Written task: Filter the records below for the word "przewidziane". Copy each line that holds it.

Data provided:
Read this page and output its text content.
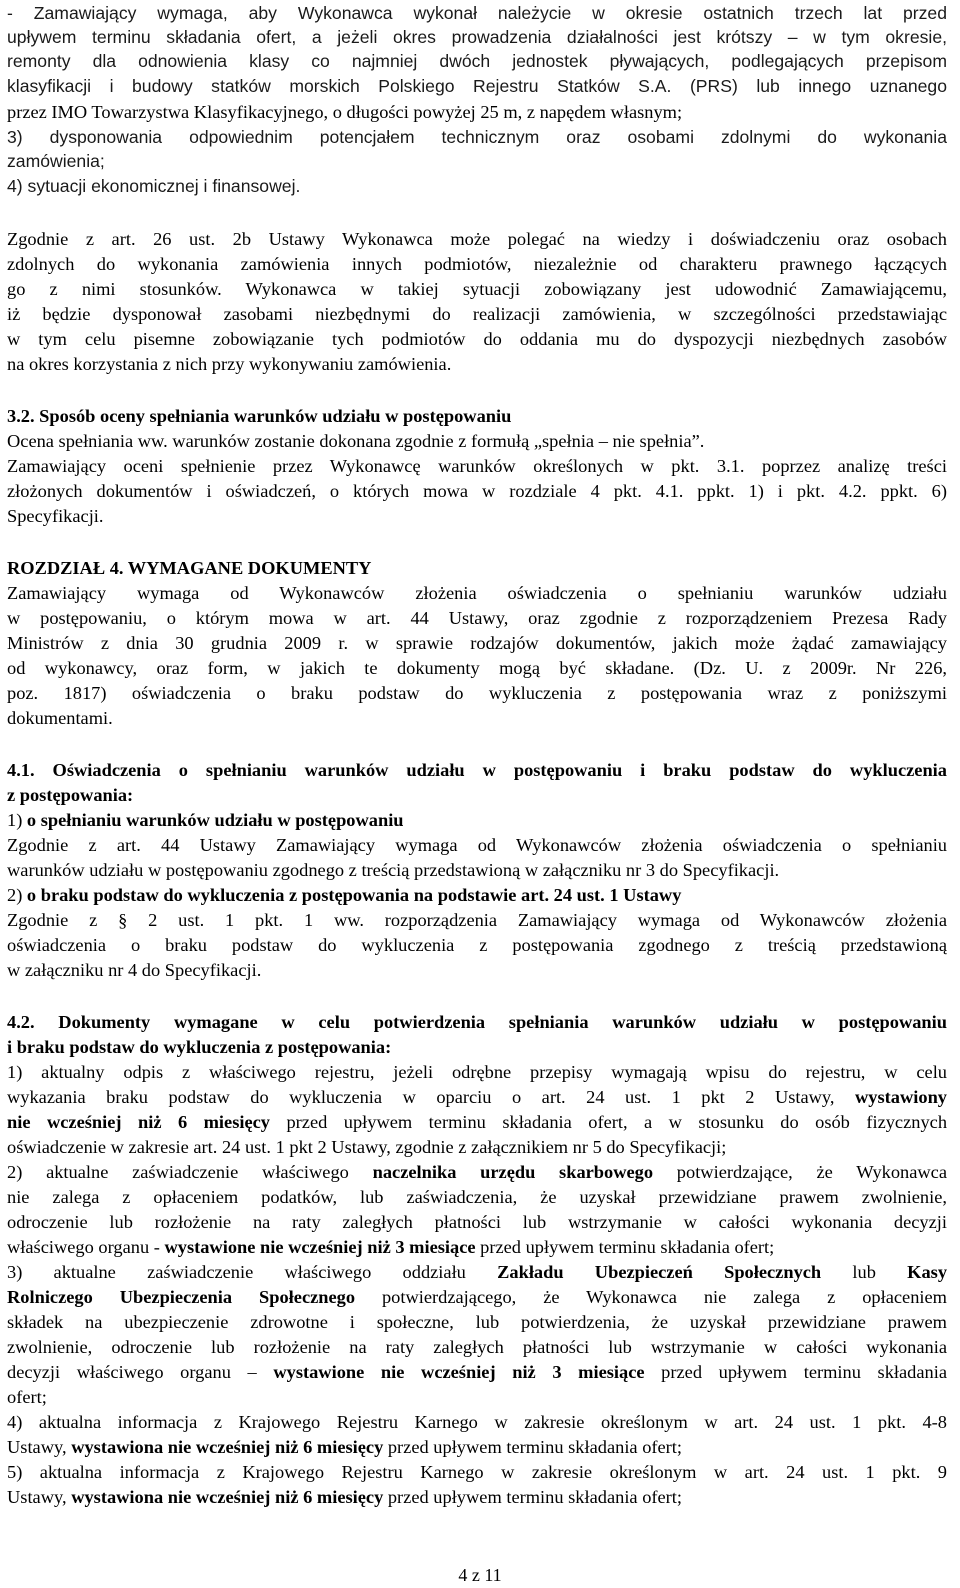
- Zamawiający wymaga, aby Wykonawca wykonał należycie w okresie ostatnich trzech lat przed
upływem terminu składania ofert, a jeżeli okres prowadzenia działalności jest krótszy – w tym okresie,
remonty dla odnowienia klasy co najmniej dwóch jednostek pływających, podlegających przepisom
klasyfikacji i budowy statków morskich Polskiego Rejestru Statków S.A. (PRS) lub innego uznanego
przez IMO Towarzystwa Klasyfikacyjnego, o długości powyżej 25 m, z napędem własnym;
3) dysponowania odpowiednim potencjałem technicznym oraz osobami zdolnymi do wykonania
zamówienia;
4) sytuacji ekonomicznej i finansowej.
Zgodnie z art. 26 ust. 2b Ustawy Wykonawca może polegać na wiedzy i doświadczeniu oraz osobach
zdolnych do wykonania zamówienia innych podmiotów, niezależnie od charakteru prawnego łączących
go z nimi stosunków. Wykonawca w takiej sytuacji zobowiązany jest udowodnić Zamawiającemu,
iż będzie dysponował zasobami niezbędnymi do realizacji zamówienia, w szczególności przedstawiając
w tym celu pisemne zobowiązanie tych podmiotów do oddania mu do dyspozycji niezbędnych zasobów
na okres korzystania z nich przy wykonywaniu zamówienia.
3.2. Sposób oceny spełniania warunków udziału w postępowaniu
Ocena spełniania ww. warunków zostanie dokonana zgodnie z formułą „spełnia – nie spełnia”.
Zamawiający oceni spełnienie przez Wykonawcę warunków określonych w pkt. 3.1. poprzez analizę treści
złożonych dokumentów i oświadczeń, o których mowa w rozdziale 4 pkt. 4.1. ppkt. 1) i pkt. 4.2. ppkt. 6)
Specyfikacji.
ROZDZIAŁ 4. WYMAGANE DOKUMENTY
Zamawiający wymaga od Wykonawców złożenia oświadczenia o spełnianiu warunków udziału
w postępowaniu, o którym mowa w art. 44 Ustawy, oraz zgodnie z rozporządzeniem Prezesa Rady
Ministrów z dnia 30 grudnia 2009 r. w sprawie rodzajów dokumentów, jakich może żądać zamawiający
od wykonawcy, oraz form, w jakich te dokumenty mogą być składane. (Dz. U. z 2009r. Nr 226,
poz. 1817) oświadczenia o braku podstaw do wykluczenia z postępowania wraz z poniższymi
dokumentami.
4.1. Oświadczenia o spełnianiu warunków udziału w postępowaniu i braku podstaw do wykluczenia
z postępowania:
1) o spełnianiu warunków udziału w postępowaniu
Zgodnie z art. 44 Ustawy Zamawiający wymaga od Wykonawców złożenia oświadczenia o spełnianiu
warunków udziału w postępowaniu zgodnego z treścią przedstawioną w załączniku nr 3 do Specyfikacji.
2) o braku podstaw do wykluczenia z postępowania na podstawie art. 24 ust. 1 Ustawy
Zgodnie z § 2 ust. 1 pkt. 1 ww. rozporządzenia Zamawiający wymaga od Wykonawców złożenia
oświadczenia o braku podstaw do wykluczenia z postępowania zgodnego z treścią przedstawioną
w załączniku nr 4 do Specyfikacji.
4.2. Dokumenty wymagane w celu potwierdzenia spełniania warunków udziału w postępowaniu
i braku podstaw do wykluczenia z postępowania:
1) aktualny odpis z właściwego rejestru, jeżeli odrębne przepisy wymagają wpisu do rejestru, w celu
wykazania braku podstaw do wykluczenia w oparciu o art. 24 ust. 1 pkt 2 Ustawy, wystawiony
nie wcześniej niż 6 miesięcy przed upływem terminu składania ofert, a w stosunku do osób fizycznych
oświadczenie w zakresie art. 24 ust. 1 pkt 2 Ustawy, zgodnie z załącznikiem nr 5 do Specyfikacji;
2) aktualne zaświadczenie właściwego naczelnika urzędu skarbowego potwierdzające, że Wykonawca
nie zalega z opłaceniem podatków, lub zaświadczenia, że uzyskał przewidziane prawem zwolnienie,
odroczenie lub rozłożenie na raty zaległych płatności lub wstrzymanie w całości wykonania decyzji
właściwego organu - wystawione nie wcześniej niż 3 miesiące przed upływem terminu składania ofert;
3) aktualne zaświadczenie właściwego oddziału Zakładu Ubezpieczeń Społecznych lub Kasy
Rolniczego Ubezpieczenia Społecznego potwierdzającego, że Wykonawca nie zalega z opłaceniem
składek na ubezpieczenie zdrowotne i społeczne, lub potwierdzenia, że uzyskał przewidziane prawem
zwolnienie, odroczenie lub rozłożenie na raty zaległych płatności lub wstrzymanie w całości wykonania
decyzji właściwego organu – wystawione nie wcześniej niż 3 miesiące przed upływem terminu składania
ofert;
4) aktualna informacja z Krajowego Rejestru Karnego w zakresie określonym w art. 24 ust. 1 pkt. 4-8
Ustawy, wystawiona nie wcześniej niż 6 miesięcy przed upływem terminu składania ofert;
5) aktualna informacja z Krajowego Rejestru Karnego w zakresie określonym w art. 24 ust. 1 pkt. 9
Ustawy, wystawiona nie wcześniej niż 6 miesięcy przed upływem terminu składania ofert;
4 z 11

The completed task:
nie zalega z opłaceniem podatków, lub zaświadczenia, że uzyskał przewidziane prawem zwolnienie,
składek na ubezpieczenie zdrowotne i społeczne, lub potwierdzenia, że uzyskał przewidziane prawem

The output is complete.